Dataset entries:
---------------

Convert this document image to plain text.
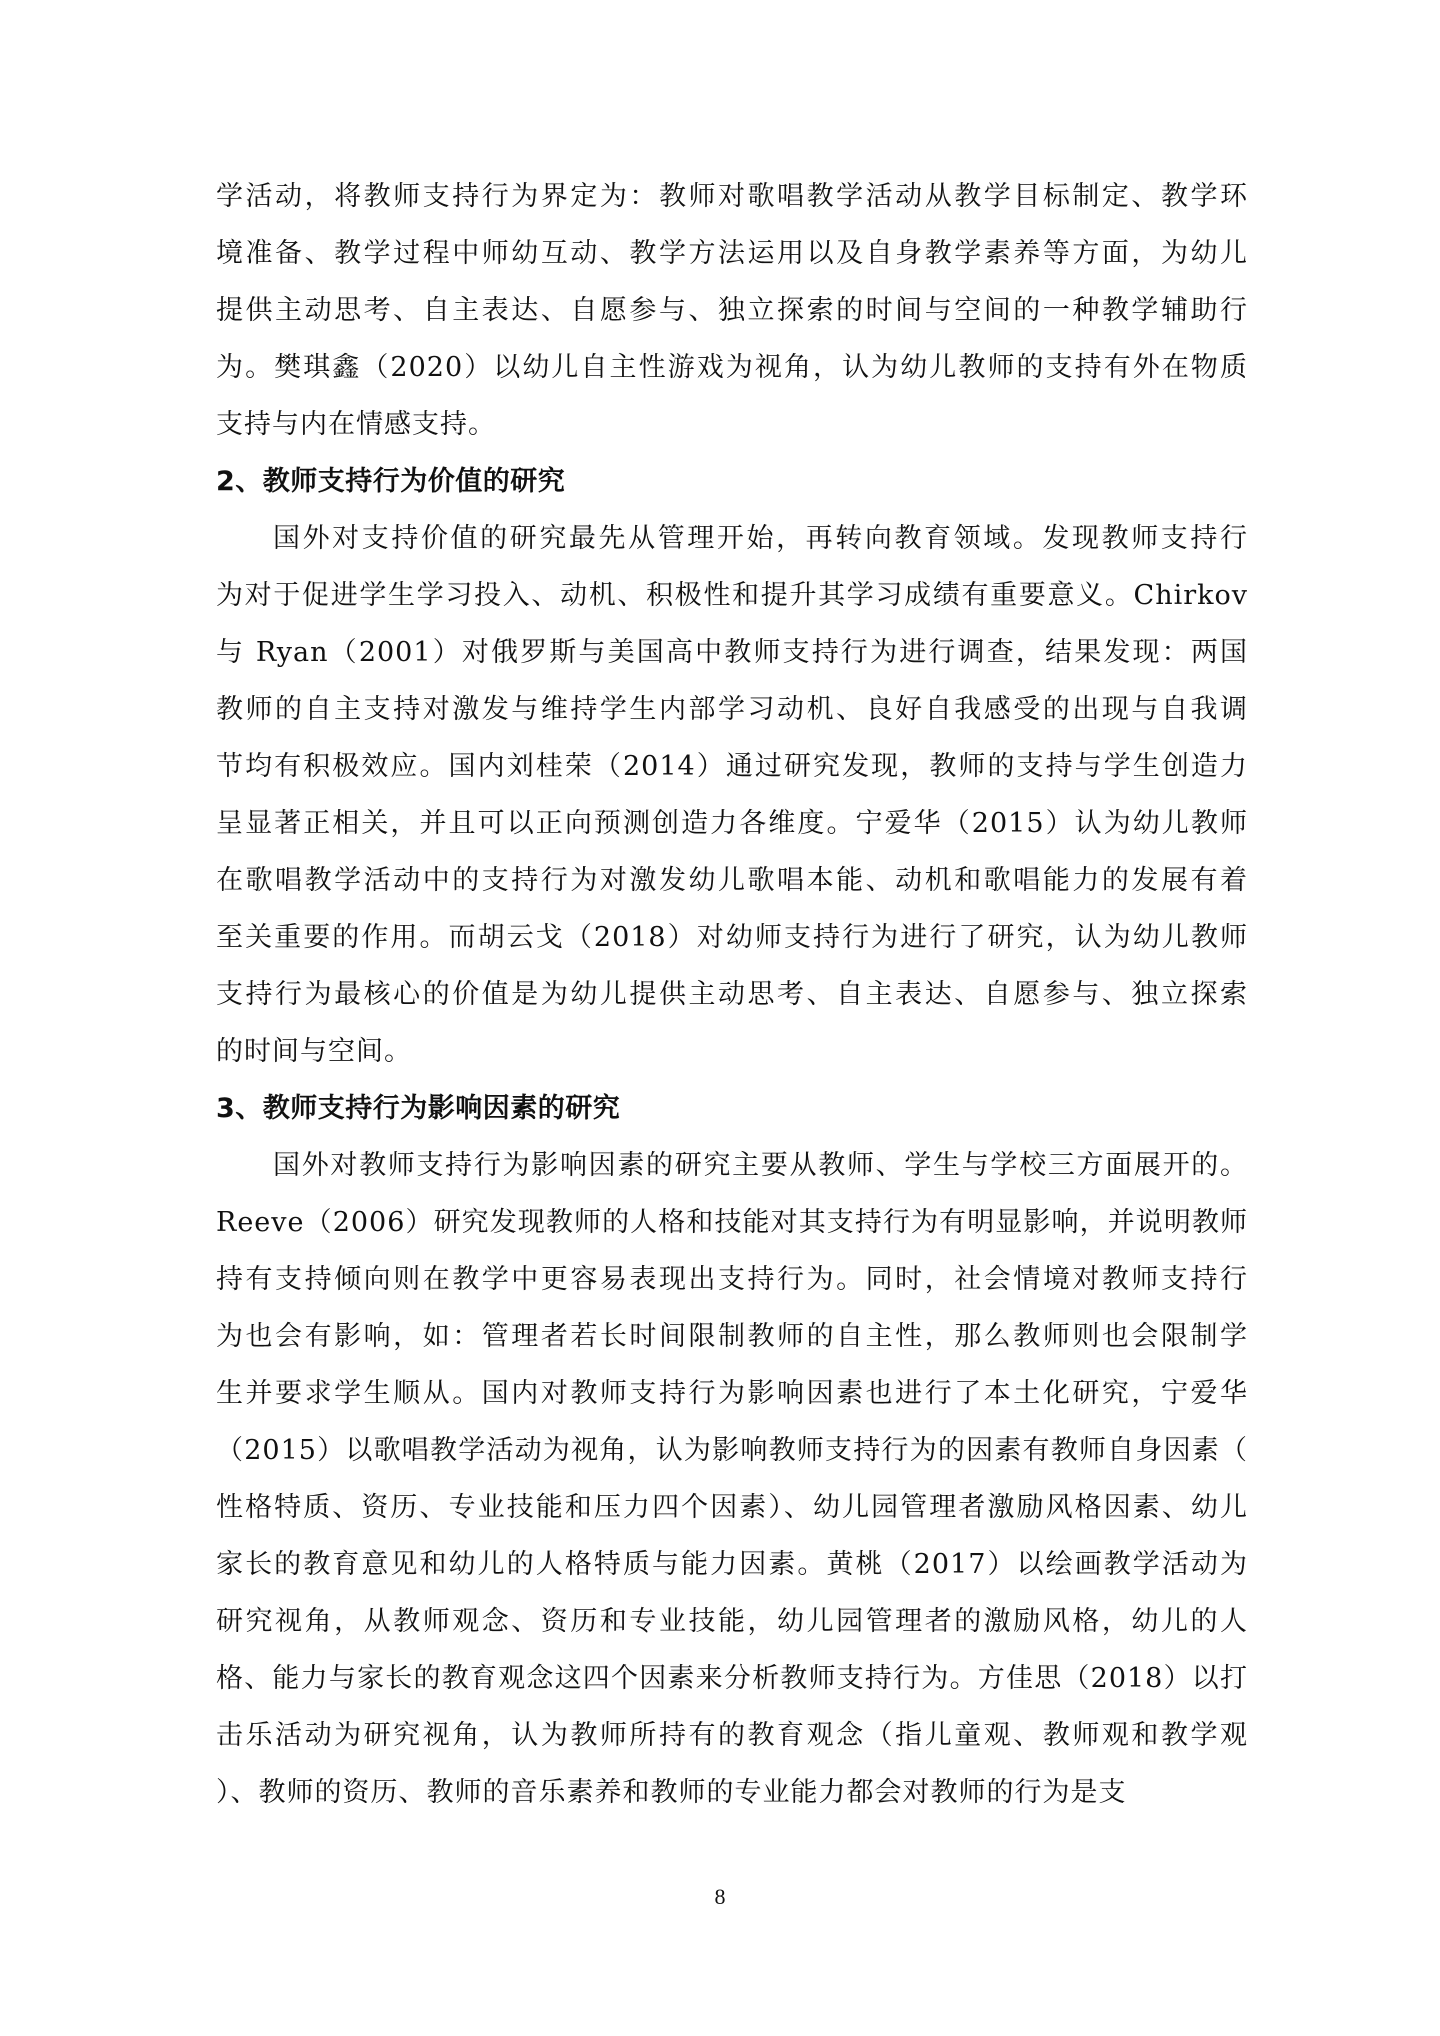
学活动，将教师支持行为界定为：教师对歌唱教学活动从教学目标制定、教学环
境准备、教学过程中师幼互动、教学方法运用以及自身教学素养等方面，为幼儿
提供主动思考、自主表达、自愿参与、独立探索的时间与空间的一种教学辅助行
为。樊琪鑫（2020）以幼儿自主性游戏为视角，认为幼儿教师的支持有外在物质
支持与内在情感支持。
2、教师支持行为价值的研究
国外对支持价值的研究最先从管理开始，再转向教育领域。发现教师支持行
为对于促进学生学习投入、动机、积极性和提升其学习成绩有重要意义。Chirkov
与 Ryan（2001）对俄罗斯与美国高中教师支持行为进行调查，结果发现：两国
教师的自主支持对激发与维持学生内部学习动机、良好自我感受的出现与自我调
节均有积极效应。国内刘桂荣（2014）通过研究发现，教师的支持与学生创造力
呈显著正相关，并且可以正向预测创造力各维度。宁爱华（2015）认为幼儿教师
在歌唱教学活动中的支持行为对激发幼儿歌唱本能、动机和歌唱能力的发展有着
至关重要的作用。而胡云戈（2018）对幼师支持行为进行了研究，认为幼儿教师
支持行为最核心的价值是为幼儿提供主动思考、自主表达、自愿参与、独立探索
的时间与空间。
3、教师支持行为影响因素的研究
国外对教师支持行为影响因素的研究主要从教师、学生与学校三方面展开的。
Reeve（2006）研究发现教师的人格和技能对其支持行为有明显影响，并说明教师
持有支持倾向则在教学中更容易表现出支持行为。同时，社会情境对教师支持行
为也会有影响，如：管理者若长时间限制教师的自主性，那么教师则也会限制学
生并要求学生顺从。国内对教师支持行为影响因素也进行了本土化研究，宁爱华
（2015）以歌唱教学活动为视角，认为影响教师支持行为的因素有教师自身因素（
性格特质、资历、专业技能和压力四个因素）、幼儿园管理者激励风格因素、幼儿
家长的教育意见和幼儿的人格特质与能力因素。黄桃（2017）以绘画教学活动为
研究视角，从教师观念、资历和专业技能，幼儿园管理者的激励风格，幼儿的人
格、能力与家长的教育观念这四个因素来分析教师支持行为。方佳思（2018）以打
击乐活动为研究视角，认为教师所持有的教育观念（指儿童观、教师观和教学观
）、教师的资历、教师的音乐素养和教师的专业能力都会对教师的行为是支
8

---------------

From the entries, report each line that includes the word "自主表达".

Exercise answer:
提供主动思考、自主表达、自愿参与、独立探索的时间与空间的一种教学辅助行
支持行为最核心的价值是为幼儿提供主动思考、自主表达、自愿参与、独立探索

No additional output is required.